Task brief: The line containing "Output the text content of this document." marks where to begin; quote it and every line after it through the end of the data, exactly as written.

Supplied records:
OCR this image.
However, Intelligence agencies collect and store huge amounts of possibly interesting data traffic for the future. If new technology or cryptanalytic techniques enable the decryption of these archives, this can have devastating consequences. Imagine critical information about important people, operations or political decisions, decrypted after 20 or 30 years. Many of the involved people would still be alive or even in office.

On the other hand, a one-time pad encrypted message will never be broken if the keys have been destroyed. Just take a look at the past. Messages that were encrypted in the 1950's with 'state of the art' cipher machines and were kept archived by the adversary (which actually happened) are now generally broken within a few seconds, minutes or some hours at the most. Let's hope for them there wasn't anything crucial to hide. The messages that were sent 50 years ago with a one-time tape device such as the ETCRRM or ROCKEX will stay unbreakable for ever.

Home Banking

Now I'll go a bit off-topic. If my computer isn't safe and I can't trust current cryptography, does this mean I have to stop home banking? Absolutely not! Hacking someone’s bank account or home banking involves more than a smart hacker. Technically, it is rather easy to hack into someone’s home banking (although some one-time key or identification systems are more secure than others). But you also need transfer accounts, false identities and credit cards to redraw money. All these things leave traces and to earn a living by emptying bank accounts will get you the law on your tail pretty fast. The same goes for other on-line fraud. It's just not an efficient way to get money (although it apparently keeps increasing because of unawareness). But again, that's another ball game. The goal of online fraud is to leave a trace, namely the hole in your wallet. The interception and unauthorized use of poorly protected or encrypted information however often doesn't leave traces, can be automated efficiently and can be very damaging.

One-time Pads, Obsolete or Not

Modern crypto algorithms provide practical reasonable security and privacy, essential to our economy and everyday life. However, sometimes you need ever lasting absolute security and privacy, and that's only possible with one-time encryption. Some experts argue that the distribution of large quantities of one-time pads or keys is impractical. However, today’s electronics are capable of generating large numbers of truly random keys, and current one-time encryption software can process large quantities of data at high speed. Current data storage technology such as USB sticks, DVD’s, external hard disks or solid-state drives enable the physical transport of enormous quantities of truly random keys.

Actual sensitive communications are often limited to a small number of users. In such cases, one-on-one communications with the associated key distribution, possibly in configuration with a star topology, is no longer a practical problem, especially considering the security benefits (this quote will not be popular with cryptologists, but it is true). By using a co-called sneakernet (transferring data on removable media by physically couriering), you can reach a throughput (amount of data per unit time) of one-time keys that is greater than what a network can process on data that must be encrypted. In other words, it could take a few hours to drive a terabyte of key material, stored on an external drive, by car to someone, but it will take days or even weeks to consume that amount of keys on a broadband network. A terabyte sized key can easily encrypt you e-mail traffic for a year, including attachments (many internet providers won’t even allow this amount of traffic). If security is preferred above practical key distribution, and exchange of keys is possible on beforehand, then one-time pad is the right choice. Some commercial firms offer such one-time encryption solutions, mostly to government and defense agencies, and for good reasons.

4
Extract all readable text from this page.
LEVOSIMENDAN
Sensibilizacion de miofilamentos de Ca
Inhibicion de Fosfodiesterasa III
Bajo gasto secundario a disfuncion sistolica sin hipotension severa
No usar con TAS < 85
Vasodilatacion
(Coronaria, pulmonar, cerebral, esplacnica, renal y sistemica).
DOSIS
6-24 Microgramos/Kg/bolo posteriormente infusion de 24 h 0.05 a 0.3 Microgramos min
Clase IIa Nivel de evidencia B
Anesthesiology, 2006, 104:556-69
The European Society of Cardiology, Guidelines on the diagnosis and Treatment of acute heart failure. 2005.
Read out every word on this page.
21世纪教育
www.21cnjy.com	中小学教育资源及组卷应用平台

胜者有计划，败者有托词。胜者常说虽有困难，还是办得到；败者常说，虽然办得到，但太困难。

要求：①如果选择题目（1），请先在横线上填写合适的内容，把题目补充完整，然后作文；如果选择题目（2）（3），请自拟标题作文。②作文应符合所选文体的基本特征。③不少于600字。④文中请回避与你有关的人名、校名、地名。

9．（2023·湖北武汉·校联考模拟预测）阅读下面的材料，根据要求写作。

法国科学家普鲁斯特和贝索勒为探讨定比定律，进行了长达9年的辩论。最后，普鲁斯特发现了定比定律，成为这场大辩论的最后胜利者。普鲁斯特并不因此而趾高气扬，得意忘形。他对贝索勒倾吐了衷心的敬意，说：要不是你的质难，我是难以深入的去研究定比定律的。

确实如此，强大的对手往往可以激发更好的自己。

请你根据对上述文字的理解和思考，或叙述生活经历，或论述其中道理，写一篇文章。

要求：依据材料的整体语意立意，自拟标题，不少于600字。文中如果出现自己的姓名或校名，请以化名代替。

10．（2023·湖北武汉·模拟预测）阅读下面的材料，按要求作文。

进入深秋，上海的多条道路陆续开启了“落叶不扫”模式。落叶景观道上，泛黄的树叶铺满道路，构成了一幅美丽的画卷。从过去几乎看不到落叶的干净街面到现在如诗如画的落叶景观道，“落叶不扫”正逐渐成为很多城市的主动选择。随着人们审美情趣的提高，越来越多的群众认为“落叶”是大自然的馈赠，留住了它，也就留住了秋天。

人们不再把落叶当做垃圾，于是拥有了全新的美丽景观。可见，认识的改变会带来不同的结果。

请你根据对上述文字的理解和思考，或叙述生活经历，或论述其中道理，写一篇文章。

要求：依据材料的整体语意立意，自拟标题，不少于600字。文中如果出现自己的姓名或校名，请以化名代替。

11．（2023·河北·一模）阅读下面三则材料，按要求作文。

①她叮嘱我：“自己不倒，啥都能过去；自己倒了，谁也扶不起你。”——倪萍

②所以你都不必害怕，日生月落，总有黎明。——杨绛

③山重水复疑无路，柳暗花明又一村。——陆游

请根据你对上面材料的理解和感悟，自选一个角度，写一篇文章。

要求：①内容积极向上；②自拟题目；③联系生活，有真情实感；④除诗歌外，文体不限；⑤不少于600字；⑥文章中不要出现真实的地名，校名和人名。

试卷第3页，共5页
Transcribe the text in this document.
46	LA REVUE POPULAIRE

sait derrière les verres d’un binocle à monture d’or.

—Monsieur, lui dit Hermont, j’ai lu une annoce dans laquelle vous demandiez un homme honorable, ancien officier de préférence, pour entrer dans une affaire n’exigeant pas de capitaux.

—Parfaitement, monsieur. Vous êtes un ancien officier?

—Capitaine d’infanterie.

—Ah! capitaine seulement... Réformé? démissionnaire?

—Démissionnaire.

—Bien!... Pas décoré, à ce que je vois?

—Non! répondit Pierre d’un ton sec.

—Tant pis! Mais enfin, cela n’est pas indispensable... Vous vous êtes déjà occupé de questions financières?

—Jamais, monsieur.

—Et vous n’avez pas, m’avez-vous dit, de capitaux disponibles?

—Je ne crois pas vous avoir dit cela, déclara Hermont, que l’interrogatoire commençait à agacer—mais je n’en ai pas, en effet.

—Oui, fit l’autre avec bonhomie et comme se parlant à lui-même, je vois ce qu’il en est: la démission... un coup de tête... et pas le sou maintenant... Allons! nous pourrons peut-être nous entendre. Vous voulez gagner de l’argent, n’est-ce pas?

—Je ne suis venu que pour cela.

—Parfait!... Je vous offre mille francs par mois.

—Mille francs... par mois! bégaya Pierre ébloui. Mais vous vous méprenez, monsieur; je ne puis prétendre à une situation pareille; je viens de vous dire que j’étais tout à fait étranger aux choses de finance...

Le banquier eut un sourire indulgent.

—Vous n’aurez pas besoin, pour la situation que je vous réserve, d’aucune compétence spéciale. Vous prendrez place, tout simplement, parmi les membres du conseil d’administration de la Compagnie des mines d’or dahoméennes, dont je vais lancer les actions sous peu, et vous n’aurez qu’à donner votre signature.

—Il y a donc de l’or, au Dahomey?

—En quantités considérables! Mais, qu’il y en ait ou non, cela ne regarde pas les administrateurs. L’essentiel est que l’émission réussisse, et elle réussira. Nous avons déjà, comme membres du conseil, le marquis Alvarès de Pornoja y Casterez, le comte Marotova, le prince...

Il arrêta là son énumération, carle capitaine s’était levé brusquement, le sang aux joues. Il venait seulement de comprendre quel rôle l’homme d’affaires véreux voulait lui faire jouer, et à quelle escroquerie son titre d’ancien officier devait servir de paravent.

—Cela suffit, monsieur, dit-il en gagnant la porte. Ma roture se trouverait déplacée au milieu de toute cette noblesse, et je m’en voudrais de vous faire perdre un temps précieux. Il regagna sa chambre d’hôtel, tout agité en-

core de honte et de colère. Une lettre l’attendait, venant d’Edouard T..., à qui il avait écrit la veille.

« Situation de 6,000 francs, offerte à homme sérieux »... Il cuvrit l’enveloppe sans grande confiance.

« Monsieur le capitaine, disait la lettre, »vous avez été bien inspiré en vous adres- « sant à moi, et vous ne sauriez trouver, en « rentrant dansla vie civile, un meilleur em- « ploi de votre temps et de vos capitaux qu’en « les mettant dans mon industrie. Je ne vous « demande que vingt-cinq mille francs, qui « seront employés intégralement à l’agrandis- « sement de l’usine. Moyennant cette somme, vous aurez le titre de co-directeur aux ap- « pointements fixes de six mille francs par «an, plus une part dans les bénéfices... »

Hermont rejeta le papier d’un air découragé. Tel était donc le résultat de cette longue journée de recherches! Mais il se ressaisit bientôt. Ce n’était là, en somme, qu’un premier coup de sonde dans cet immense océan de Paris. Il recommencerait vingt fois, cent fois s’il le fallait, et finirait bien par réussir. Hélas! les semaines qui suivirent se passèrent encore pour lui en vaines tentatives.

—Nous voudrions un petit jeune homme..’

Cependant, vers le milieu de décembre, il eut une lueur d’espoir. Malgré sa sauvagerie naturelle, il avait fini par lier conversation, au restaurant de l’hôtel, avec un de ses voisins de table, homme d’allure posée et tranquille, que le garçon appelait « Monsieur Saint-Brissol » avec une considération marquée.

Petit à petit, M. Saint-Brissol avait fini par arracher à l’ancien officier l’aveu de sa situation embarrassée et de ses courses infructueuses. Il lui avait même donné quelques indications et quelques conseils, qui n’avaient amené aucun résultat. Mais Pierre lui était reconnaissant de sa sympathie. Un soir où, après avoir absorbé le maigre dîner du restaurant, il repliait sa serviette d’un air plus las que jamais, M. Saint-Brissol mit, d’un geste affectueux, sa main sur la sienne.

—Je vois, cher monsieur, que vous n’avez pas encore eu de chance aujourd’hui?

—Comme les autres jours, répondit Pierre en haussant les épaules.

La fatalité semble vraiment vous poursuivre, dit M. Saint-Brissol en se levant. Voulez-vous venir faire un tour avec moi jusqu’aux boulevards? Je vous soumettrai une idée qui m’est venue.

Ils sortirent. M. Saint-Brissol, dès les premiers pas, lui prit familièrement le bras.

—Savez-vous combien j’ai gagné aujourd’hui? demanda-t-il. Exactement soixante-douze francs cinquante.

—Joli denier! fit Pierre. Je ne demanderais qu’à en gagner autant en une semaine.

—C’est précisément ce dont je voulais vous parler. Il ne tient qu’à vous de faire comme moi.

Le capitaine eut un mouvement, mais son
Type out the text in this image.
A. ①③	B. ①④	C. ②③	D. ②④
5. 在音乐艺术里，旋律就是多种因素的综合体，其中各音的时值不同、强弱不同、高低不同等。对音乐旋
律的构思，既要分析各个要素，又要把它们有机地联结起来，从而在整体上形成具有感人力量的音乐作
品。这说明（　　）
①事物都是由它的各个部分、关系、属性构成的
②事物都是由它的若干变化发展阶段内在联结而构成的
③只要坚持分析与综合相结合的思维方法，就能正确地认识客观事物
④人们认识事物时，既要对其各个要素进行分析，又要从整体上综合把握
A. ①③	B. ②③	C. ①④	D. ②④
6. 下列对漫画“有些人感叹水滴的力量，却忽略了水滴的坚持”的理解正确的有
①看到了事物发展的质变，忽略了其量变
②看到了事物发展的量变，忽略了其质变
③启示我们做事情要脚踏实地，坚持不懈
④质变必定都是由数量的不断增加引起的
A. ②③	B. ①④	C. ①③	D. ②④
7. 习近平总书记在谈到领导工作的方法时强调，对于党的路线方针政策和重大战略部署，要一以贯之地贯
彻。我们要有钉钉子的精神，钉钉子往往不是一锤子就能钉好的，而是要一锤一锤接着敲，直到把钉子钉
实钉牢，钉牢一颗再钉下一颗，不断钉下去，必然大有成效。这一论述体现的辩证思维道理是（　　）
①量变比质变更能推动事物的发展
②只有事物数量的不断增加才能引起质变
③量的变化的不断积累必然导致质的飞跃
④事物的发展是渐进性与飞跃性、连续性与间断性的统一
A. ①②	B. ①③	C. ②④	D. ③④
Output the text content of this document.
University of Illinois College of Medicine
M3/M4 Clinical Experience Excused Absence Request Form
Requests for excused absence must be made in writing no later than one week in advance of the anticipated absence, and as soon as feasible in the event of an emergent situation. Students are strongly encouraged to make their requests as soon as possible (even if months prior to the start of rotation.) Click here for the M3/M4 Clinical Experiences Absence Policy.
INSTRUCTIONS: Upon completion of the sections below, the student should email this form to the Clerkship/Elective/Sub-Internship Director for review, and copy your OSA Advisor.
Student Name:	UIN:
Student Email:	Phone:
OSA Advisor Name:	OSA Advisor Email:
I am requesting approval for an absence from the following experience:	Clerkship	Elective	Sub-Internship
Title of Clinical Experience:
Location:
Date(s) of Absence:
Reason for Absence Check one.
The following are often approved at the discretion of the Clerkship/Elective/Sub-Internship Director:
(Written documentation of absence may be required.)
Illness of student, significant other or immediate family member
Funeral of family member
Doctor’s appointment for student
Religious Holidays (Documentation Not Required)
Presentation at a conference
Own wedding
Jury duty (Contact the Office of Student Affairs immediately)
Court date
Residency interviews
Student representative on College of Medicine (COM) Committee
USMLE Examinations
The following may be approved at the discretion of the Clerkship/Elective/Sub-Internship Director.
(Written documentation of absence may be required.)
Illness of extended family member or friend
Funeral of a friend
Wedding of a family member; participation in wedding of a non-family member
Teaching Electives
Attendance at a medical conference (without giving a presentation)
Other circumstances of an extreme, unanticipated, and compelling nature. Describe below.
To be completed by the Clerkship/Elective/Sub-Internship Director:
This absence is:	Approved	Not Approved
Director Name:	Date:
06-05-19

Task output:
Output the text content of this document.
University of Illinois College of Medicine
M3/M4 Clinical Experience Excused Absence Request Form
Requests for excused absence must be made in writing no later than one week in advance of the anticipated absence, and as soon as feasible in the event of an emergent situation. Students are strongly encouraged to make their requests as soon as possible (even if months prior to the start of rotation.) Click here for the M3/M4 Clinical Experiences Absence Policy.
INSTRUCTIONS: Upon completion of the sections below, the student should email this form to the Clerkship/Elective/Sub-Internship Director for review, and copy your OSA Advisor.
Student Name:	UIN:
Student Email:	Phone:
OSA Advisor Name:	OSA Advisor Email:
I am requesting approval for an absence from the following experience:	Clerkship	Elective	Sub-Internship
Title of Clinical Experience:
Location:
Date(s) of Absence:
Reason for Absence Check one.
The following are often approved at the discretion of the Clerkship/Elective/Sub-Internship Director:
(Written documentation of absence may be required.)
Illness of student, significant other or immediate family member
Funeral of family member
Doctor’s appointment for student
Religious Holidays (Documentation Not Required)
Presentation at a conference
Own wedding
Jury duty (Contact the Office of Student Affairs immediately)
Court date
Residency interviews
Student representative on College of Medicine (COM) Committee
USMLE Examinations
The following may be approved at the discretion of the Clerkship/Elective/Sub-Internship Director.
(Written documentation of absence may be required.)
Illness of extended family member or friend
Funeral of a friend
Wedding of a family member; participation in wedding of a non-family member
Teaching Electives
Attendance at a medical conference (without giving a presentation)
Other circumstances of an extreme, unanticipated, and compelling nature. Describe below.
To be completed by the Clerkship/Elective/Sub-Internship Director:
This absence is:	Approved	Not Approved
Director Name:	Date:
06-05-19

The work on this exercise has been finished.